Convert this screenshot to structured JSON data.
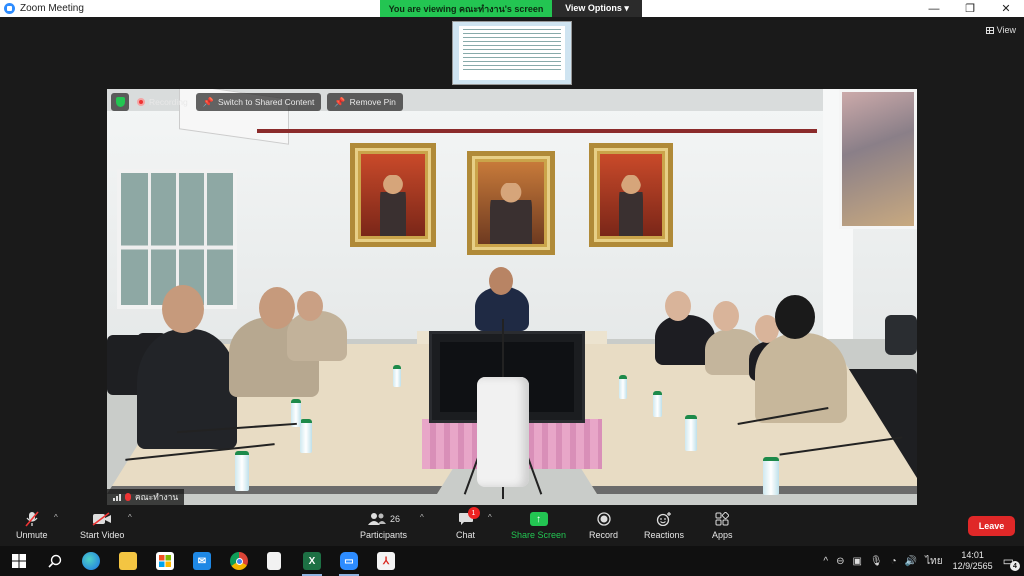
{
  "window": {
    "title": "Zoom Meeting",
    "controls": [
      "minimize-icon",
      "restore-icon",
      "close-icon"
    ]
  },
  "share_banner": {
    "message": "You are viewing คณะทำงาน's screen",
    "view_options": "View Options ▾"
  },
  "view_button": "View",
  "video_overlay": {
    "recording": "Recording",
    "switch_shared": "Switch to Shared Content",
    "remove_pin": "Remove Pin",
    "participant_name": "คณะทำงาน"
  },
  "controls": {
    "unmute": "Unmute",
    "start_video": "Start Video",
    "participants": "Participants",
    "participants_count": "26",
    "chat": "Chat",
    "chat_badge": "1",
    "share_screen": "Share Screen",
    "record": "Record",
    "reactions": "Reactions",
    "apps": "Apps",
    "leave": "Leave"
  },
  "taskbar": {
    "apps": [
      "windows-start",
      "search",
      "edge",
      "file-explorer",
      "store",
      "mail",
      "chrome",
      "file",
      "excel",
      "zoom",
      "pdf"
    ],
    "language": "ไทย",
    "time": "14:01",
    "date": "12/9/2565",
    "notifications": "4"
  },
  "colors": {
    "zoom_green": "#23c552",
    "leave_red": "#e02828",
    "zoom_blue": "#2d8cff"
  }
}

▬▬▬▬▬▬▬▬▬▬

CHALLENGE
Copy out all the data exactly; skip the pictures.

EXERCISE OUTPUT
Convert this screenshot to structured JSON data.
{
  "window": {
    "title": "Zoom Meeting",
    "controls": [
      "minimize-icon",
      "restore-icon",
      "close-icon"
    ]
  },
  "share_banner": {
    "message": "You are viewing คณะทำงาน's screen",
    "view_options": "View Options ▾"
  },
  "view_button": "View",
  "video_overlay": {
    "recording": "Recording",
    "switch_shared": "Switch to Shared Content",
    "remove_pin": "Remove Pin",
    "participant_name": "คณะทำงาน"
  },
  "controls": {
    "unmute": "Unmute",
    "start_video": "Start Video",
    "participants": "Participants",
    "participants_count": "26",
    "chat": "Chat",
    "chat_badge": "1",
    "share_screen": "Share Screen",
    "record": "Record",
    "reactions": "Reactions",
    "apps": "Apps",
    "leave": "Leave"
  },
  "taskbar": {
    "apps": [
      "windows-start",
      "search",
      "edge",
      "file-explorer",
      "store",
      "mail",
      "chrome",
      "file",
      "excel",
      "zoom",
      "pdf"
    ],
    "language": "ไทย",
    "time": "14:01",
    "date": "12/9/2565",
    "notifications": "4"
  },
  "colors": {
    "zoom_green": "#23c552",
    "leave_red": "#e02828",
    "zoom_blue": "#2d8cff"
  }
}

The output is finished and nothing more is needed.